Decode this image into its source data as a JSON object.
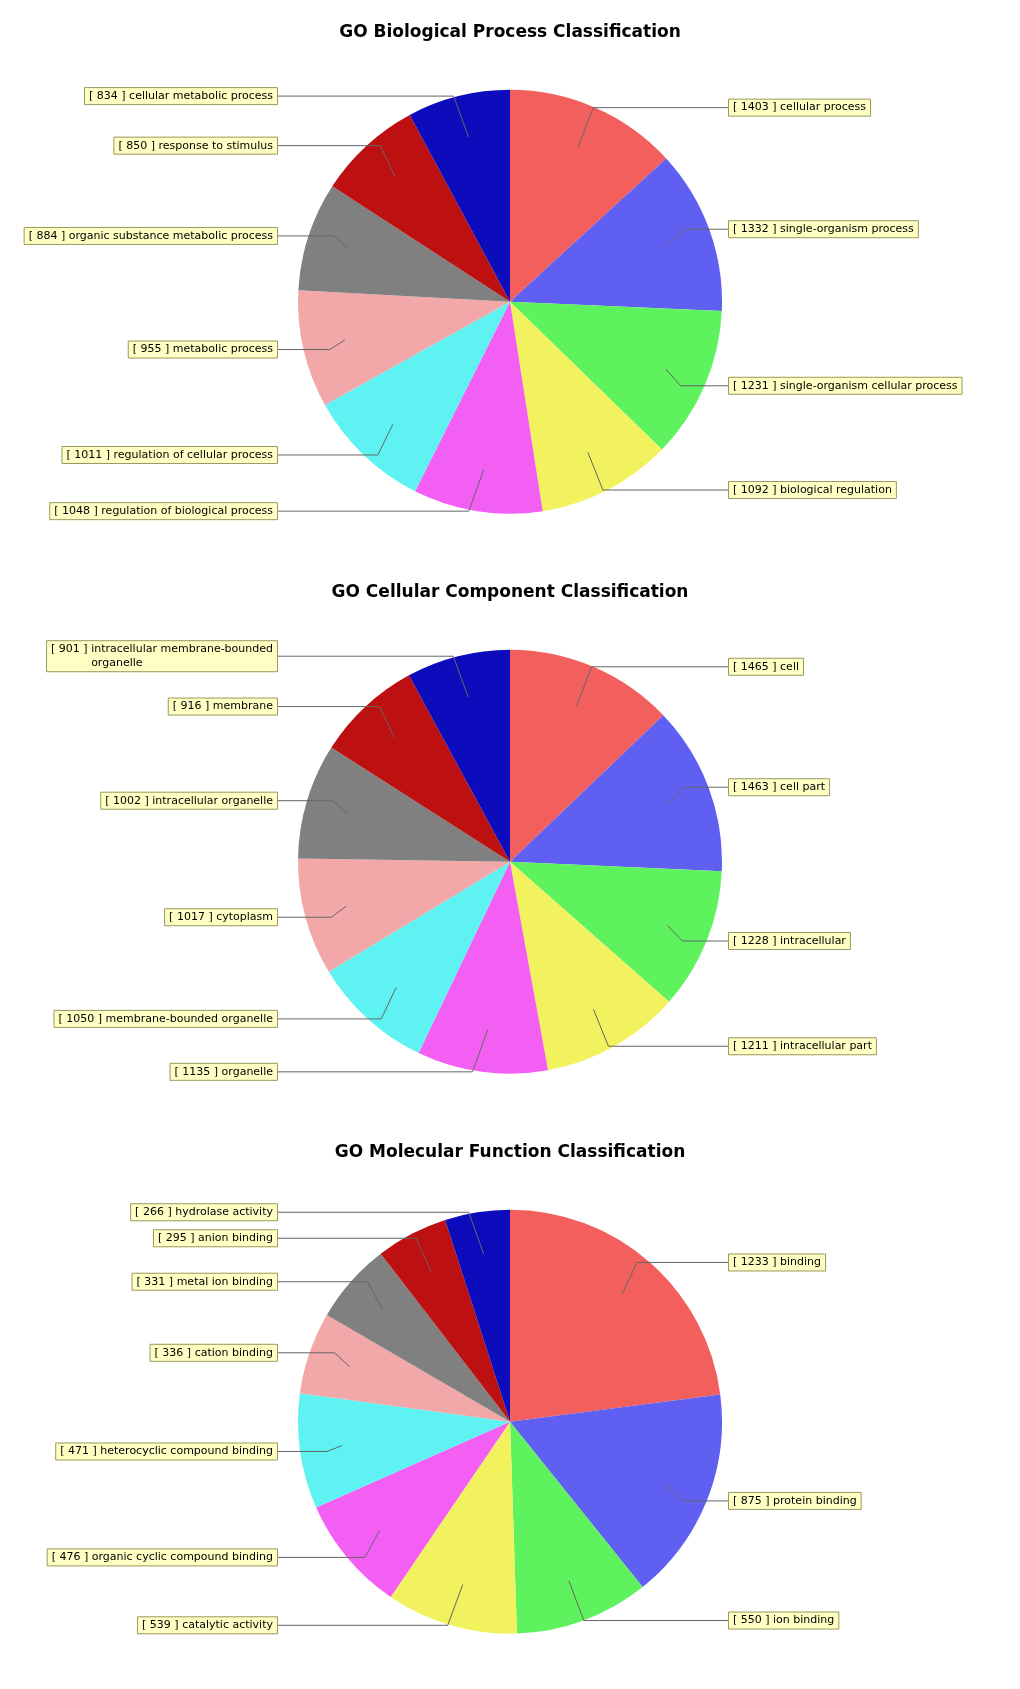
{
  "chart_data": [
    {
      "type": "pie",
      "title": "GO Biological Process Classification",
      "categories": [
        "cellular process",
        "single-organism process",
        "single-organism cellular process",
        "biological regulation",
        "regulation of biological process",
        "regulation of cellular process",
        "metabolic process",
        "organic substance metabolic process",
        "response to stimulus",
        "cellular metabolic process"
      ],
      "values": [
        1403,
        1332,
        1231,
        1092,
        1048,
        1011,
        955,
        884,
        850,
        834
      ],
      "value_labels": [
        "[ 1403 ]",
        "[ 1332 ]",
        "[ 1231 ]",
        "[ 1092 ]",
        "[ 1048 ]",
        "[ 1011 ]",
        "[ 955 ]",
        "[ 884 ]",
        "[ 850 ]",
        "[ 834 ]"
      ],
      "colors": [
        "#f25f5c",
        "#5f5ff2",
        "#5ff25f",
        "#f2f25f",
        "#f25ff2",
        "#5ff2f2",
        "#f2a8a8",
        "#808080",
        "#bd1010",
        "#0c0cbd"
      ],
      "legend": false
    },
    {
      "type": "pie",
      "title": "GO Cellular Component Classification",
      "categories": [
        "cell",
        "cell part",
        "intracellular",
        "intracellular part",
        "organelle",
        "membrane-bounded organelle",
        "cytoplasm",
        "intracellular organelle",
        "membrane",
        "intracellular membrane-bounded organelle"
      ],
      "values": [
        1465,
        1463,
        1228,
        1211,
        1135,
        1050,
        1017,
        1002,
        916,
        901
      ],
      "value_labels": [
        "[ 1465 ]",
        "[ 1463 ]",
        "[ 1228 ]",
        "[ 1211 ]",
        "[ 1135 ]",
        "[ 1050 ]",
        "[ 1017 ]",
        "[ 1002 ]",
        "[ 916 ]",
        "[ 901 ]"
      ],
      "colors": [
        "#f25f5c",
        "#5f5ff2",
        "#5ff25f",
        "#f2f25f",
        "#f25ff2",
        "#5ff2f2",
        "#f2a8a8",
        "#808080",
        "#bd1010",
        "#0c0cbd"
      ],
      "legend": false
    },
    {
      "type": "pie",
      "title": "GO Molecular Function Classification",
      "categories": [
        "binding",
        "protein binding",
        "ion binding",
        "catalytic activity",
        "organic cyclic compound binding",
        "heterocyclic compound binding",
        "cation binding",
        "metal ion binding",
        "anion binding",
        "hydrolase activity"
      ],
      "values": [
        1233,
        875,
        550,
        539,
        476,
        471,
        336,
        331,
        295,
        266
      ],
      "value_labels": [
        "[ 1233 ]",
        "[ 875 ]",
        "[ 550 ]",
        "[ 539 ]",
        "[ 476 ]",
        "[ 471 ]",
        "[ 336 ]",
        "[ 331 ]",
        "[ 295 ]",
        "[ 266 ]"
      ],
      "colors": [
        "#f25f5c",
        "#5f5ff2",
        "#5ff25f",
        "#f2f25f",
        "#f25ff2",
        "#5ff2f2",
        "#f2a8a8",
        "#808080",
        "#bd1010",
        "#0c0cbd"
      ],
      "legend": false
    }
  ]
}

########

TASK »
A single number is the answer here: how many lines of the material contain the string "metabolic"?

RESPONSE TO THIS EXERCISE »
3